Figure content listings
>>
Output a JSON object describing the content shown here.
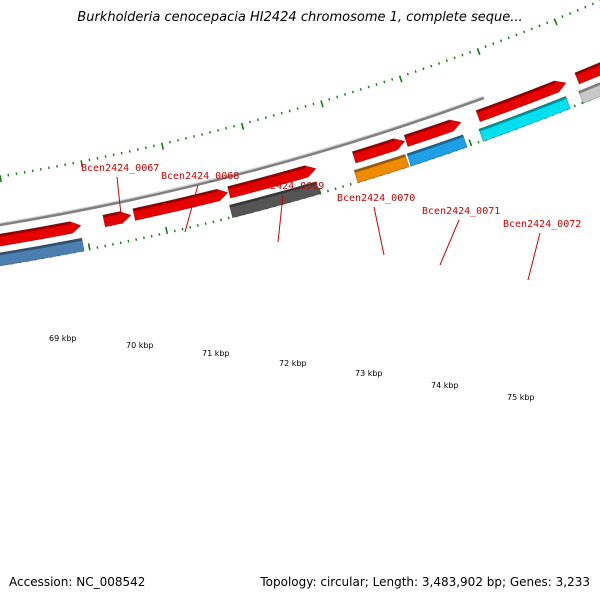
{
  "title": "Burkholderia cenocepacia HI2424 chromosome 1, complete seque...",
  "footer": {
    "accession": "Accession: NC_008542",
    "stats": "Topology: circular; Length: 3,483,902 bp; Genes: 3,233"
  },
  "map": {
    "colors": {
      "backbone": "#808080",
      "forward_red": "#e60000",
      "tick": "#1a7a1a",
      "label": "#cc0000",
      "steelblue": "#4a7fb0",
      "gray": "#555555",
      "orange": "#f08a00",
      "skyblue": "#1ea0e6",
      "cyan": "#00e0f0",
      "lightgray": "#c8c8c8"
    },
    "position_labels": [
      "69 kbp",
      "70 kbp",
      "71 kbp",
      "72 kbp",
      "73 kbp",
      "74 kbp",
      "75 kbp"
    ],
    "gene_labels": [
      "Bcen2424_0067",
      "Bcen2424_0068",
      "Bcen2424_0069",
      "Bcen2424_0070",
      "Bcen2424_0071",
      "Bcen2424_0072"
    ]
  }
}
<<
* DIRECTIONS FOR THIS TASK: Give every line of the data above again as it stands; the pictures stay out.

* TASK ANSWER:
Output a JSON object describing the content shown here.
{
  "title": "Burkholderia cenocepacia HI2424 chromosome 1, complete seque...",
  "footer": {
    "accession": "Accession: NC_008542",
    "stats": "Topology: circular; Length: 3,483,902 bp; Genes: 3,233"
  },
  "map": {
    "colors": {
      "backbone": "#808080",
      "forward_red": "#e60000",
      "tick": "#1a7a1a",
      "label": "#cc0000",
      "steelblue": "#4a7fb0",
      "gray": "#555555",
      "orange": "#f08a00",
      "skyblue": "#1ea0e6",
      "cyan": "#00e0f0",
      "lightgray": "#c8c8c8"
    },
    "position_labels": [
      "69 kbp",
      "70 kbp",
      "71 kbp",
      "72 kbp",
      "73 kbp",
      "74 kbp",
      "75 kbp"
    ],
    "gene_labels": [
      "Bcen2424_0067",
      "Bcen2424_0068",
      "Bcen2424_0069",
      "Bcen2424_0070",
      "Bcen2424_0071",
      "Bcen2424_0072"
    ]
  }
}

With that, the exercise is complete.